*EXERCISE GOAL*: Can you copy out the data exactly? Leave the images out.

··· MATERIAL FOR THIS TASK

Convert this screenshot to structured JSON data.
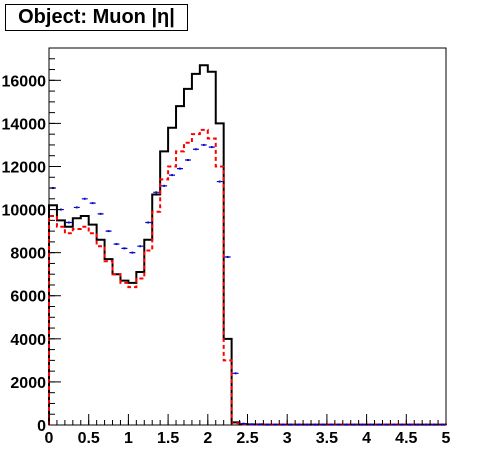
{
  "chart_data": {
    "type": "histogram",
    "title": "Object: Muon |η|",
    "xlabel": "",
    "ylabel": "",
    "xlim": [
      0,
      5
    ],
    "ylim": [
      0,
      17500
    ],
    "bin_width": 0.1,
    "x_ticks": [
      "0",
      "0.5",
      "1",
      "1.5",
      "2",
      "2.5",
      "3",
      "3.5",
      "4",
      "4.5",
      "5"
    ],
    "y_ticks": [
      "0",
      "2000",
      "4000",
      "6000",
      "8000",
      "10000",
      "12000",
      "14000",
      "16000"
    ],
    "x_tick_values": [
      0,
      0.5,
      1,
      1.5,
      2,
      2.5,
      3,
      3.5,
      4,
      4.5,
      5
    ],
    "y_tick_values": [
      0,
      2000,
      4000,
      6000,
      8000,
      10000,
      12000,
      14000,
      16000
    ],
    "grid": false,
    "series": [
      {
        "style": "solid",
        "color": "#000000",
        "values": [
          10200,
          9500,
          9200,
          9600,
          9700,
          9300,
          8600,
          7700,
          7000,
          6700,
          6600,
          7100,
          8600,
          10700,
          12700,
          13800,
          14800,
          15600,
          16300,
          16700,
          16400,
          14000,
          4000,
          120,
          40,
          30,
          30,
          20,
          20,
          20,
          20,
          20,
          20,
          20,
          20,
          20,
          20,
          20,
          20,
          20,
          20,
          20,
          20,
          20,
          20,
          20,
          20,
          20,
          20,
          20
        ]
      },
      {
        "style": "dashed",
        "color": "#ff0000",
        "values": [
          9700,
          9200,
          8900,
          9100,
          9200,
          8900,
          8300,
          7600,
          7000,
          6600,
          6400,
          6800,
          8100,
          9900,
          11400,
          12000,
          12700,
          13100,
          13500,
          13700,
          13300,
          12000,
          3000,
          80,
          30,
          20,
          20,
          20,
          20,
          20,
          20,
          20,
          20,
          20,
          20,
          20,
          20,
          20,
          20,
          20,
          20,
          20,
          20,
          20,
          20,
          20,
          20,
          20,
          20,
          20
        ]
      },
      {
        "style": "points",
        "color": "#0000cc",
        "values": [
          11000,
          10000,
          9400,
          10100,
          10500,
          10300,
          9800,
          9000,
          8400,
          8200,
          8000,
          8300,
          9400,
          10800,
          11100,
          11600,
          11900,
          12300,
          12800,
          13000,
          12900,
          11300,
          7800,
          2400,
          60,
          30,
          20,
          20,
          20,
          20,
          20,
          20,
          20,
          20,
          20,
          20,
          20,
          20,
          20,
          20,
          20,
          20,
          20,
          20,
          20,
          20,
          20,
          20,
          20,
          20
        ]
      }
    ]
  }
}
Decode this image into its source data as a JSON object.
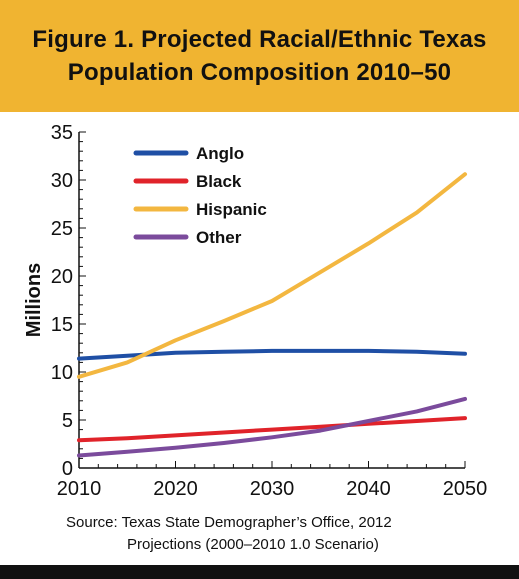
{
  "figure": {
    "title_line1": "Figure 1. Projected Racial/Ethnic Texas",
    "title_line2": "Population Composition 2010–50",
    "source_line1": "Source: Texas State Demographer’s Office, 2012",
    "source_line2": "Projections (2000–2010 1.0 Scenario)"
  },
  "colors": {
    "header_bg": "#f0b431",
    "bottom_bar": "#111111",
    "Anglo": "#1f4fa5",
    "Black": "#e0232a",
    "Hispanic": "#f3b740",
    "Other": "#7b4b9c"
  },
  "chart_data": {
    "type": "line",
    "title": "Figure 1. Projected Racial/Ethnic Texas Population Composition 2010–50",
    "xlabel": "",
    "ylabel": "Millions",
    "xlim": [
      2010,
      2050
    ],
    "ylim": [
      0,
      35
    ],
    "x_ticks": [
      2010,
      2020,
      2030,
      2040,
      2050
    ],
    "y_ticks": [
      0,
      5,
      10,
      15,
      20,
      25,
      30,
      35
    ],
    "grid": false,
    "legend_position": "top-left",
    "x": [
      2010,
      2015,
      2020,
      2025,
      2030,
      2035,
      2040,
      2045,
      2050
    ],
    "series": [
      {
        "name": "Anglo",
        "values": [
          11.4,
          11.7,
          12.0,
          12.1,
          12.2,
          12.2,
          12.2,
          12.1,
          11.9
        ]
      },
      {
        "name": "Black",
        "values": [
          2.9,
          3.1,
          3.4,
          3.7,
          4.0,
          4.3,
          4.6,
          4.9,
          5.2
        ]
      },
      {
        "name": "Hispanic",
        "values": [
          9.5,
          11.0,
          13.3,
          15.3,
          17.4,
          20.4,
          23.4,
          26.6,
          30.6
        ]
      },
      {
        "name": "Other",
        "values": [
          1.3,
          1.7,
          2.1,
          2.6,
          3.2,
          3.9,
          4.9,
          5.9,
          7.2
        ]
      }
    ]
  }
}
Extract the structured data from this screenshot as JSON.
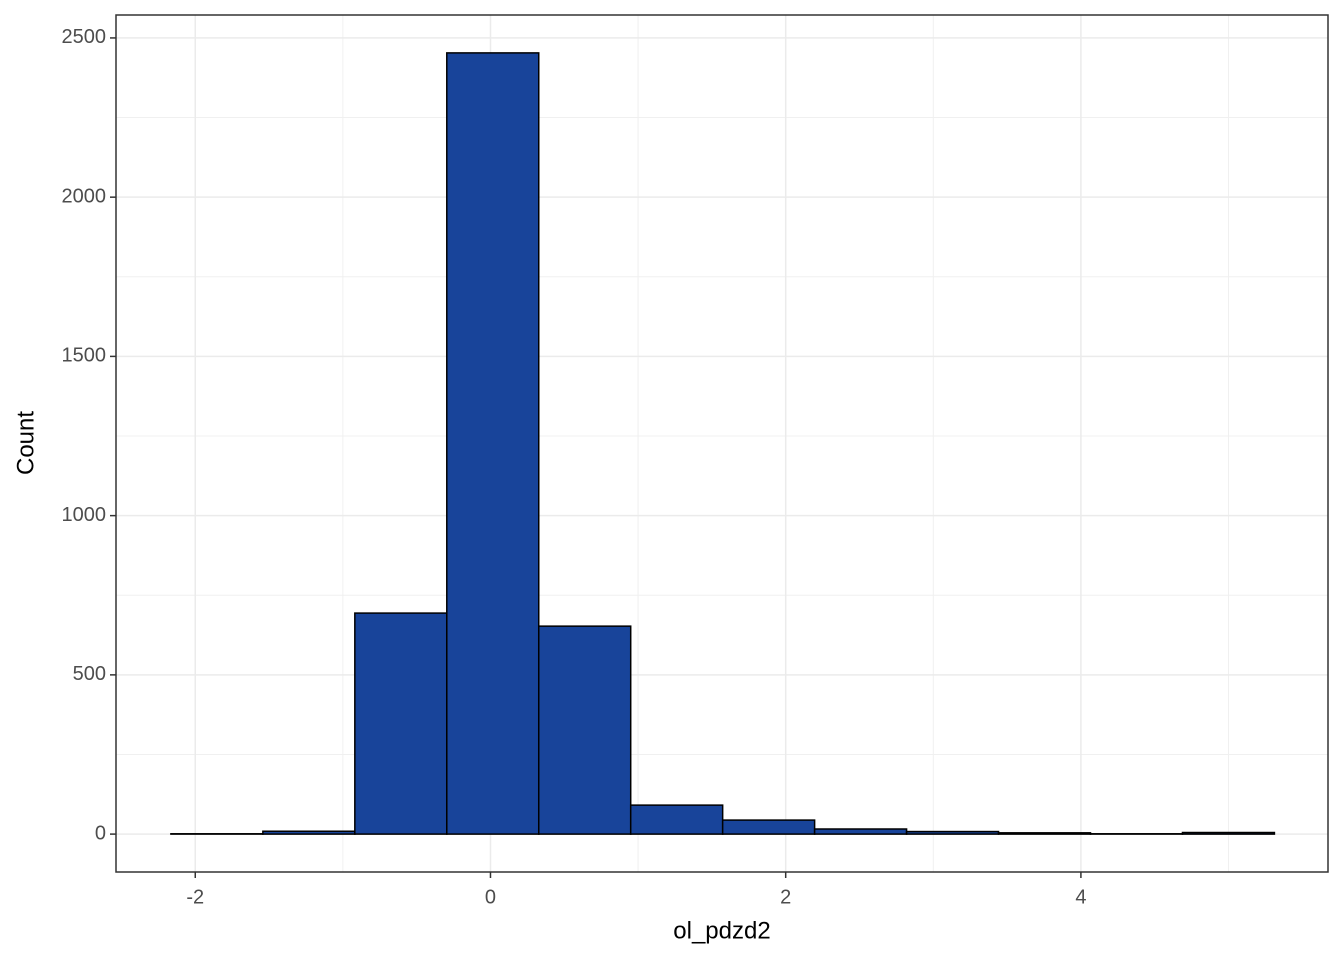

······

*OUTPUT FOR THIS TASK*:
Convert this screenshot to structured JSON data.
{
  "chart_data": {
    "type": "histogram",
    "title": "Object: Muon |η|",
    "xlabel": "",
    "ylabel": "",
    "xlim": [
      0,
      5
    ],
    "ylim": [
      0,
      17500
    ],
    "bin_width": 0.1,
    "x_ticks": [
      "0",
      "0.5",
      "1",
      "1.5",
      "2",
      "2.5",
      "3",
      "3.5",
      "4",
      "4.5",
      "5"
    ],
    "y_ticks": [
      "0",
      "2000",
      "4000",
      "6000",
      "8000",
      "10000",
      "12000",
      "14000",
      "16000"
    ],
    "x_tick_values": [
      0,
      0.5,
      1,
      1.5,
      2,
      2.5,
      3,
      3.5,
      4,
      4.5,
      5
    ],
    "y_tick_values": [
      0,
      2000,
      4000,
      6000,
      8000,
      10000,
      12000,
      14000,
      16000
    ],
    "grid": false,
    "series": [
      {
        "style": "solid",
        "color": "#000000",
        "values": [
          10200,
          9500,
          9200,
          9600,
          9700,
          9300,
          8600,
          7700,
          7000,
          6700,
          6600,
          7100,
          8600,
          10700,
          12700,
          13800,
          14800,
          15600,
          16300,
          16700,
          16400,
          14000,
          4000,
          120,
          40,
          30,
          30,
          20,
          20,
          20,
          20,
          20,
          20,
          20,
          20,
          20,
          20,
          20,
          20,
          20,
          20,
          20,
          20,
          20,
          20,
          20,
          20,
          20,
          20,
          20
        ]
      },
      {
        "style": "dashed",
        "color": "#ff0000",
        "values": [
          9700,
          9200,
          8900,
          9100,
          9200,
          8900,
          8300,
          7600,
          7000,
          6600,
          6400,
          6800,
          8100,
          9900,
          11400,
          12000,
          12700,
          13100,
          13500,
          13700,
          13300,
          12000,
          3000,
          80,
          30,
          20,
          20,
          20,
          20,
          20,
          20,
          20,
          20,
          20,
          20,
          20,
          20,
          20,
          20,
          20,
          20,
          20,
          20,
          20,
          20,
          20,
          20,
          20,
          20,
          20
        ]
      },
      {
        "style": "points",
        "color": "#0000cc",
        "values": [
          11000,
          10000,
          9400,
          10100,
          10500,
          10300,
          9800,
          9000,
          8400,
          8200,
          8000,
          8300,
          9400,
          10800,
          11100,
          11600,
          11900,
          12300,
          12800,
          13000,
          12900,
          11300,
          7800,
          2400,
          60,
          30,
          20,
          20,
          20,
          20,
          20,
          20,
          20,
          20,
          20,
          20,
          20,
          20,
          20,
          20,
          20,
          20,
          20,
          20,
          20,
          20,
          20,
          20,
          20,
          20
        ]
      }
    ]
  }
}
Decode this image into its source data as a JSON object.
{
  "figure": {
    "title_line1": "Figure 1. Projected Racial/Ethnic Texas",
    "title_line2": "Population Composition 2010–50",
    "source_line1": "Source: Texas State Demographer’s Office, 2012",
    "source_line2": "Projections (2000–2010 1.0 Scenario)"
  },
  "colors": {
    "header_bg": "#f0b431",
    "bottom_bar": "#111111",
    "Anglo": "#1f4fa5",
    "Black": "#e0232a",
    "Hispanic": "#f3b740",
    "Other": "#7b4b9c"
  },
  "chart_data": {
    "type": "line",
    "title": "Figure 1. Projected Racial/Ethnic Texas Population Composition 2010–50",
    "xlabel": "",
    "ylabel": "Millions",
    "xlim": [
      2010,
      2050
    ],
    "ylim": [
      0,
      35
    ],
    "x_ticks": [
      2010,
      2020,
      2030,
      2040,
      2050
    ],
    "y_ticks": [
      0,
      5,
      10,
      15,
      20,
      25,
      30,
      35
    ],
    "grid": false,
    "legend_position": "top-left",
    "x": [
      2010,
      2015,
      2020,
      2025,
      2030,
      2035,
      2040,
      2045,
      2050
    ],
    "series": [
      {
        "name": "Anglo",
        "values": [
          11.4,
          11.7,
          12.0,
          12.1,
          12.2,
          12.2,
          12.2,
          12.1,
          11.9
        ]
      },
      {
        "name": "Black",
        "values": [
          2.9,
          3.1,
          3.4,
          3.7,
          4.0,
          4.3,
          4.6,
          4.9,
          5.2
        ]
      },
      {
        "name": "Hispanic",
        "values": [
          9.5,
          11.0,
          13.3,
          15.3,
          17.4,
          20.4,
          23.4,
          26.6,
          30.6
        ]
      },
      {
        "name": "Other",
        "values": [
          1.3,
          1.7,
          2.1,
          2.6,
          3.2,
          3.9,
          4.9,
          5.9,
          7.2
        ]
      }
    ]
  }
}
Extract the structured data from this screenshot as JSON.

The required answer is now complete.